(EXTRACTED MATERIAL)
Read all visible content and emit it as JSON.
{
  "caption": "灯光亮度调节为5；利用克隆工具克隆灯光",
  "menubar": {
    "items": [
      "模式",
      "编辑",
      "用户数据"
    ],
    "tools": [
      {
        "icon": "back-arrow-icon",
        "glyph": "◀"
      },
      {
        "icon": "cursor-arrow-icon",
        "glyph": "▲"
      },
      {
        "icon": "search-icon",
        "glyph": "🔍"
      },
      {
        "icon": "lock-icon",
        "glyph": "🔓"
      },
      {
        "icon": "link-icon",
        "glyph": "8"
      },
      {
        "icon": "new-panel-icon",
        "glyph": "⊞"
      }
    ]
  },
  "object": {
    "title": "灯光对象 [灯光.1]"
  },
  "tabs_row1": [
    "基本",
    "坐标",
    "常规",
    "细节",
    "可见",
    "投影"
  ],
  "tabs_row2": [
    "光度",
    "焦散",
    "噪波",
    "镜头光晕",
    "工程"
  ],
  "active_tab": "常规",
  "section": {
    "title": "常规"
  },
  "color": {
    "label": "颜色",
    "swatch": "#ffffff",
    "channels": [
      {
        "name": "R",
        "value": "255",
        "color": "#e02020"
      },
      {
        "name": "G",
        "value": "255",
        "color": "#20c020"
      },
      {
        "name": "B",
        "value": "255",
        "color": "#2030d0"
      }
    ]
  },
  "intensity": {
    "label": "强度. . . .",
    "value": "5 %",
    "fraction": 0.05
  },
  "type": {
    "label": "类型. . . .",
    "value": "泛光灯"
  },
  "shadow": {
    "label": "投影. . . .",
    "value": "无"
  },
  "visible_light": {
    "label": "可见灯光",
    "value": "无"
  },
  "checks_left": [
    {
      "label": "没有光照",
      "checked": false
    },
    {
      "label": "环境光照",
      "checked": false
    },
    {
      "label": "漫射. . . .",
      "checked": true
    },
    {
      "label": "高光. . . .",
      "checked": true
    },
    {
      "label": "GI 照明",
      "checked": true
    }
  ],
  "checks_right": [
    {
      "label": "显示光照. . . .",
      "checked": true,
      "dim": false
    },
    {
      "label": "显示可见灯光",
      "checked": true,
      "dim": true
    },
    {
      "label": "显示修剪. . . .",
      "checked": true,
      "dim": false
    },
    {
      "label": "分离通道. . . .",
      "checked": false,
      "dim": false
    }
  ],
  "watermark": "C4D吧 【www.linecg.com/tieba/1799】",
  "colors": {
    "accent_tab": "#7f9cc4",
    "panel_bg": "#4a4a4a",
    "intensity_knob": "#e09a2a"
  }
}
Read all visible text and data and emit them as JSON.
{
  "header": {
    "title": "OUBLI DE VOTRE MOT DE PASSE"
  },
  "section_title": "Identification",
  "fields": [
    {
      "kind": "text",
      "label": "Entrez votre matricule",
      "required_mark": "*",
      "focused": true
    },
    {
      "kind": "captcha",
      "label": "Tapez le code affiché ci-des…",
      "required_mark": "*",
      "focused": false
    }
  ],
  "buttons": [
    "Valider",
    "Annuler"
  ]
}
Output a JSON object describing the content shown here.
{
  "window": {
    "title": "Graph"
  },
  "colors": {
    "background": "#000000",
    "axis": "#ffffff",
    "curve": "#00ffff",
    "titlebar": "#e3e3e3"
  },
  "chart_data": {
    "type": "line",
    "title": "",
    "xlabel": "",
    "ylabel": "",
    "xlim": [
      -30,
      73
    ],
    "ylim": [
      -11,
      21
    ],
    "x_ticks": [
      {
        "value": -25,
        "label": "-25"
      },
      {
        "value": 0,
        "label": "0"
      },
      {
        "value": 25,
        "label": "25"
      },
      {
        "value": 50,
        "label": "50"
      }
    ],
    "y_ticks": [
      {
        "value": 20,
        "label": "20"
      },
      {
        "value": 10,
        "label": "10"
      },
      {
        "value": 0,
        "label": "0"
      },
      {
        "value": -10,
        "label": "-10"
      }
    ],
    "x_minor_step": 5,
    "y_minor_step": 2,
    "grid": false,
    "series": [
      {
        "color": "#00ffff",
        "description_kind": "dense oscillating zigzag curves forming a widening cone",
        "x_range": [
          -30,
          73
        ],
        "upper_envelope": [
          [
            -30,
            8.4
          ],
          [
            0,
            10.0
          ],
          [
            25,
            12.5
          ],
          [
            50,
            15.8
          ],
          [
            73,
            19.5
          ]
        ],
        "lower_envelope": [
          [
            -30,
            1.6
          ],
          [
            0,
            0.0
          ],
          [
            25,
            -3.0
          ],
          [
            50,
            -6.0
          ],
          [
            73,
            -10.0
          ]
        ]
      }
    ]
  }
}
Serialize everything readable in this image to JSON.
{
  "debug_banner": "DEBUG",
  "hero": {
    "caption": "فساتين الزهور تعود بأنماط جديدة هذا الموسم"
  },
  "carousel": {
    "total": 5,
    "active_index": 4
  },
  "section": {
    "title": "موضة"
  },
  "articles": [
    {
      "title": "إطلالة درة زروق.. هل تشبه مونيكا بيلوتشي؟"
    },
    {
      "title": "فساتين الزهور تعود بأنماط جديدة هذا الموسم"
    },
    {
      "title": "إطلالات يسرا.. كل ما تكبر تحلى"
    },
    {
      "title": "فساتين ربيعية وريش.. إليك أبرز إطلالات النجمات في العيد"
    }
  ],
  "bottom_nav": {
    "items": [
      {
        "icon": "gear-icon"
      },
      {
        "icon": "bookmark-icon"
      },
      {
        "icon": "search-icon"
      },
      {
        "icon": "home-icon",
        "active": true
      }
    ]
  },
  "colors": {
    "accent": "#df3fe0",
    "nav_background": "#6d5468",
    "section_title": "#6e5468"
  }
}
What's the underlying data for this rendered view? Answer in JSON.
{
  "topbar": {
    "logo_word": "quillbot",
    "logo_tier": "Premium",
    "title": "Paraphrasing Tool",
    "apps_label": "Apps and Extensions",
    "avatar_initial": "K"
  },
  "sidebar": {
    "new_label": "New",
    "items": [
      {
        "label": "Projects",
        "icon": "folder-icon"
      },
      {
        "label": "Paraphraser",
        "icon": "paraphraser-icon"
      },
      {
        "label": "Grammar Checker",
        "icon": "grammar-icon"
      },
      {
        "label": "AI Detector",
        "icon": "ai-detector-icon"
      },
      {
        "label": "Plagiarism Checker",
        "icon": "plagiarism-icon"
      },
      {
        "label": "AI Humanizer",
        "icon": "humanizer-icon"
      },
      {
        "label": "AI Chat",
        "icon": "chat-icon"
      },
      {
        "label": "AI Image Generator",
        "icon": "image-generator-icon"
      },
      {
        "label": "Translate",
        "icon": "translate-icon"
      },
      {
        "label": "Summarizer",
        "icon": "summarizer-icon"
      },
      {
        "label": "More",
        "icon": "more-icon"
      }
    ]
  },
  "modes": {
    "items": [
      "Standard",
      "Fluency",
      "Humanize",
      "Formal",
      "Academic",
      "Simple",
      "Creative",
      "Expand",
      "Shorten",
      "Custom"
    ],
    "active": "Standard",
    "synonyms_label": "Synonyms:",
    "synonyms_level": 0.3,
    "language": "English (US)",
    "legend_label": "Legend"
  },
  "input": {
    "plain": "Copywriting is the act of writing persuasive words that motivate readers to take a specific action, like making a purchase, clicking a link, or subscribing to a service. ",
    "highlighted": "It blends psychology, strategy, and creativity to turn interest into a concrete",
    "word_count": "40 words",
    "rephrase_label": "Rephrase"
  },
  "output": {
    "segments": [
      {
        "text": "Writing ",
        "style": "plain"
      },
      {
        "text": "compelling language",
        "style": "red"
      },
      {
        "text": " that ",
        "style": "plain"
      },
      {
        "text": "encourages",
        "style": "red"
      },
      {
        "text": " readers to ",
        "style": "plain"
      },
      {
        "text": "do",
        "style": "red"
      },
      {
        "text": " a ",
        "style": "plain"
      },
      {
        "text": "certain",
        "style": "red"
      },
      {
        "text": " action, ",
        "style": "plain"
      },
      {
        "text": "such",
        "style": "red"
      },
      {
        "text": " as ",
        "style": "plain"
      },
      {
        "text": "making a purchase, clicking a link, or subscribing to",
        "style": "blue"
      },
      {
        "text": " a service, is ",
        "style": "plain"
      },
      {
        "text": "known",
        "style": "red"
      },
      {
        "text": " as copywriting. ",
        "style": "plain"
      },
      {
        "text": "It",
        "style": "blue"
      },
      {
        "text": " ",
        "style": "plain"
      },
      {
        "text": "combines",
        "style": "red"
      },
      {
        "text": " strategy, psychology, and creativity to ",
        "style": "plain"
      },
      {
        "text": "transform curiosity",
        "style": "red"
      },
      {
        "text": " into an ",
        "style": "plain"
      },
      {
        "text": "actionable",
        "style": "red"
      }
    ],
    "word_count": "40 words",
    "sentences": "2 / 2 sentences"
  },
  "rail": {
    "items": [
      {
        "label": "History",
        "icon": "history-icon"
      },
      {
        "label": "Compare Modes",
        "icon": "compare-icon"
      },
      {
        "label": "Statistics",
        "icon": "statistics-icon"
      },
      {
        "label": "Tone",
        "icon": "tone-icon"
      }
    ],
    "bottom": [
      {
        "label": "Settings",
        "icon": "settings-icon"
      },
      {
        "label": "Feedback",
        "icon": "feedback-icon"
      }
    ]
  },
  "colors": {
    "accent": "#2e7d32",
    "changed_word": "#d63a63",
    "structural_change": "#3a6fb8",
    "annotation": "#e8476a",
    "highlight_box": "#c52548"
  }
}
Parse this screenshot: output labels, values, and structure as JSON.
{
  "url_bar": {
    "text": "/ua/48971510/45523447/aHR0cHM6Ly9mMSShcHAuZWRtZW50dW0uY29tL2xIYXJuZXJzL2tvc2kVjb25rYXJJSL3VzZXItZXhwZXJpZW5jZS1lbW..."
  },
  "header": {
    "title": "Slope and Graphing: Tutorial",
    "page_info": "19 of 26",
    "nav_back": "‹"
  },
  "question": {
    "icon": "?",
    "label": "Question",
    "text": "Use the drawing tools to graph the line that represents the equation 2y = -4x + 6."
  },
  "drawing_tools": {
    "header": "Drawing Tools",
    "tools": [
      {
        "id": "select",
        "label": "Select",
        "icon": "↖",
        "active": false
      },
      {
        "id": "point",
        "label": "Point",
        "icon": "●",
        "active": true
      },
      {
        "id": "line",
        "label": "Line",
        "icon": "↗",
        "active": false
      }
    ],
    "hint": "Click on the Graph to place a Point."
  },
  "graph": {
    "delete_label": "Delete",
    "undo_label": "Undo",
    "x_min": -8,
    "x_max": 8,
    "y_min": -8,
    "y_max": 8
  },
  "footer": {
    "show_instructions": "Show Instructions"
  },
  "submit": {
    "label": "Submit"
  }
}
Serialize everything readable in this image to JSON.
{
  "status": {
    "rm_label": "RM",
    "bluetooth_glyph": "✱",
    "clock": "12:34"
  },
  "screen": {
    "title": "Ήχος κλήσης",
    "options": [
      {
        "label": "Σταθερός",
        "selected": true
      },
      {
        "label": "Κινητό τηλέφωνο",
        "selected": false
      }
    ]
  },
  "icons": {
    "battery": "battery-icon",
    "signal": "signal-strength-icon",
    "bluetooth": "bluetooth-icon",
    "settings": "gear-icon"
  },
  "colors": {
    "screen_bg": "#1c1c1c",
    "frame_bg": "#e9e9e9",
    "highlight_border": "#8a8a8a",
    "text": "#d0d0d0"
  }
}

(PROBLEM REQUIREMENTS)
Select, from the listing, all lines that include the word "making".

(EXERCISE OUTPUT)
    "plain": "Copywriting is the act of writing persuasive words that motivate readers to take a specific action, like making a purchase, clicking a link, or subscribing to a service. ",
        "text": "making a purchase, clicking a link, or subscribing to",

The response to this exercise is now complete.